Job: Every line that contains the word "Effect" should be copied.

-- start Input records --

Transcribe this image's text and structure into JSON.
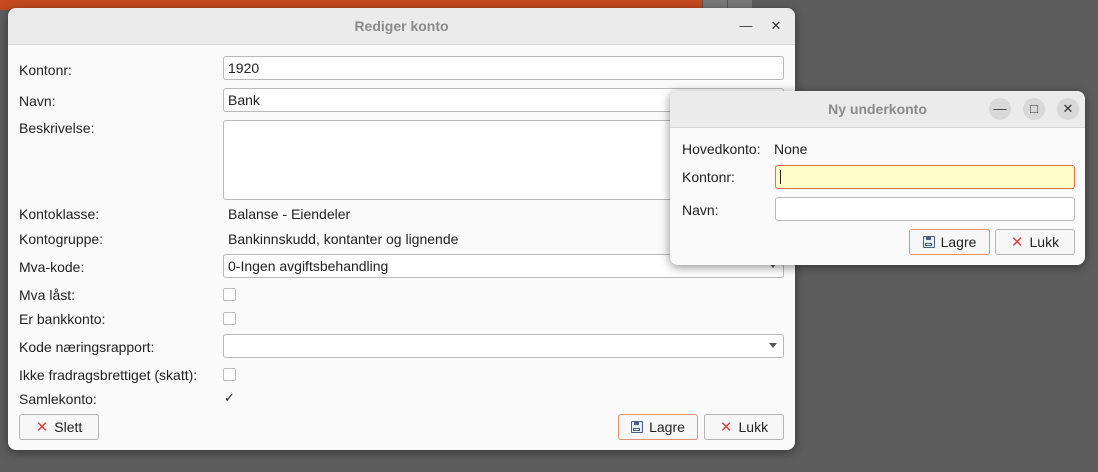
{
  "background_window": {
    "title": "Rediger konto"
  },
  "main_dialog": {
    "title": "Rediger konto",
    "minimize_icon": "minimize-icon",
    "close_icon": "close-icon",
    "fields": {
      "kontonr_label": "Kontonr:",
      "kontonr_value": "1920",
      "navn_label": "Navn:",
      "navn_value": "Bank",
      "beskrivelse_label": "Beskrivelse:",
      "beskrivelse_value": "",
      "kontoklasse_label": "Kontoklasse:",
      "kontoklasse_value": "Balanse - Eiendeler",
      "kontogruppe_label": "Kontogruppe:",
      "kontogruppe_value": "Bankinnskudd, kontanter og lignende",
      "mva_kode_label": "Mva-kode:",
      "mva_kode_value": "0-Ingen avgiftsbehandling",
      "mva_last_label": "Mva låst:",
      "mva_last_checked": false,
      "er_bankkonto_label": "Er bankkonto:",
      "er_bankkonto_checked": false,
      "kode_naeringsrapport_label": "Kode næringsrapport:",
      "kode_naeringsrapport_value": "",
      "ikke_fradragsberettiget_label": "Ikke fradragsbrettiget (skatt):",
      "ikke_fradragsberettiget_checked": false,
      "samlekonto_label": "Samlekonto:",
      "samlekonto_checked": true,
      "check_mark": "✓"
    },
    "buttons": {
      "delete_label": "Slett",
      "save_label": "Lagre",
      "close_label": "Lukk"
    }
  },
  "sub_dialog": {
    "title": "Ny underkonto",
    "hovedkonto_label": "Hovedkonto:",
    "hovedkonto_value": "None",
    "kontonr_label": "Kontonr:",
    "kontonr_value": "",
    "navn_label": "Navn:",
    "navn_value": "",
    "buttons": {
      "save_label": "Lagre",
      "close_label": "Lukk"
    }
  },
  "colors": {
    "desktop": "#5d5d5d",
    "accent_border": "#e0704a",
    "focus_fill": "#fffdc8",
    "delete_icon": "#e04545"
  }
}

-- end Input records --
-- start Input records --

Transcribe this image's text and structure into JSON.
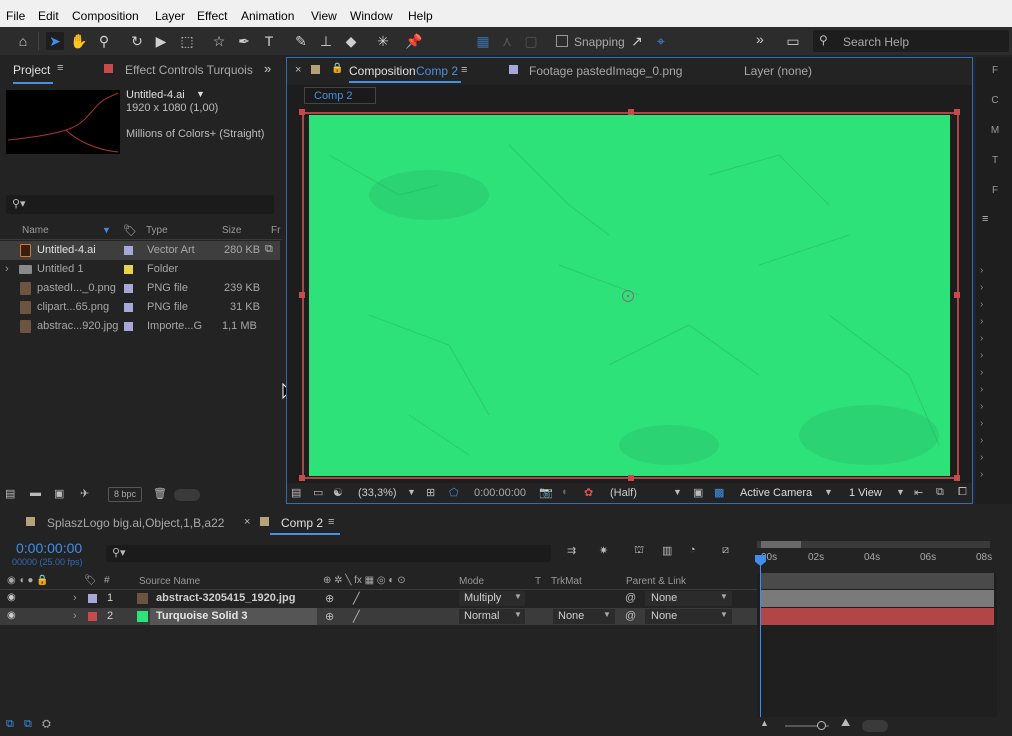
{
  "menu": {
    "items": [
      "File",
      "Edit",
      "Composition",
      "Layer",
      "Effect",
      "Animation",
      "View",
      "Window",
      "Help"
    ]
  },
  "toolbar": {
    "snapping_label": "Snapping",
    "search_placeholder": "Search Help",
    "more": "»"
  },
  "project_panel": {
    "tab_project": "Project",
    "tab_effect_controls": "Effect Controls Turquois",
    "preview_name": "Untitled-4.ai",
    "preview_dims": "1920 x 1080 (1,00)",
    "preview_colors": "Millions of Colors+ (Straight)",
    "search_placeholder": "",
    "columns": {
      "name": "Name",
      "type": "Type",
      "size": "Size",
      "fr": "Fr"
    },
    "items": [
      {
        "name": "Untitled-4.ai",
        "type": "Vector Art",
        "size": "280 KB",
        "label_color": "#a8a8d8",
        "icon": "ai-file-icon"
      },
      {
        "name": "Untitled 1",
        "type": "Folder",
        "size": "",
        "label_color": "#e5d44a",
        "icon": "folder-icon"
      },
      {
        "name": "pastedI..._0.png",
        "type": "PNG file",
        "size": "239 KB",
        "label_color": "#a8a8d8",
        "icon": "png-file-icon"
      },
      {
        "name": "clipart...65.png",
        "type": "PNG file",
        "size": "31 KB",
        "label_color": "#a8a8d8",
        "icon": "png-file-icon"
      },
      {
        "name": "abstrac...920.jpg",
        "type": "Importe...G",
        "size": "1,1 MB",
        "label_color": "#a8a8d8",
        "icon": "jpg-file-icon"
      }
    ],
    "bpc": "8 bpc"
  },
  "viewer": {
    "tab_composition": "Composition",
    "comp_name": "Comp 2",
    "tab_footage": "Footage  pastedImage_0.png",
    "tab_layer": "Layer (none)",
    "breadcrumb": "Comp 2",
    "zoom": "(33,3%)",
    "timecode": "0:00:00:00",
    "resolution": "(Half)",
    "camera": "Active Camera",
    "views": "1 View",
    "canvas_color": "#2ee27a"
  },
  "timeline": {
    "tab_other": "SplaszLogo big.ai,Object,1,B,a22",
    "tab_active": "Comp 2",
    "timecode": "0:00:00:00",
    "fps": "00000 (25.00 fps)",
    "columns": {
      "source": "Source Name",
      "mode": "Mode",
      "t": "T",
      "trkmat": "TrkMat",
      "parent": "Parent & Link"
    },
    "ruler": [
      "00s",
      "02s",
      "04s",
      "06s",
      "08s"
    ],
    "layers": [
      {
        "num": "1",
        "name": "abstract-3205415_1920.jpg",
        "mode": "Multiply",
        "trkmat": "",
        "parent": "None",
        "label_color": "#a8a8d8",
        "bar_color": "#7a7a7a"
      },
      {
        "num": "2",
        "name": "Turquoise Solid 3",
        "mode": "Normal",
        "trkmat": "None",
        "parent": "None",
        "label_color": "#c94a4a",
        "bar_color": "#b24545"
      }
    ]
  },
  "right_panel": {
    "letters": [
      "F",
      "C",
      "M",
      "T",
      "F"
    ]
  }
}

-- end Input records --

Solution to the exercise:
      "Effect",
    "tab_effect_controls": "Effect Controls Turquois",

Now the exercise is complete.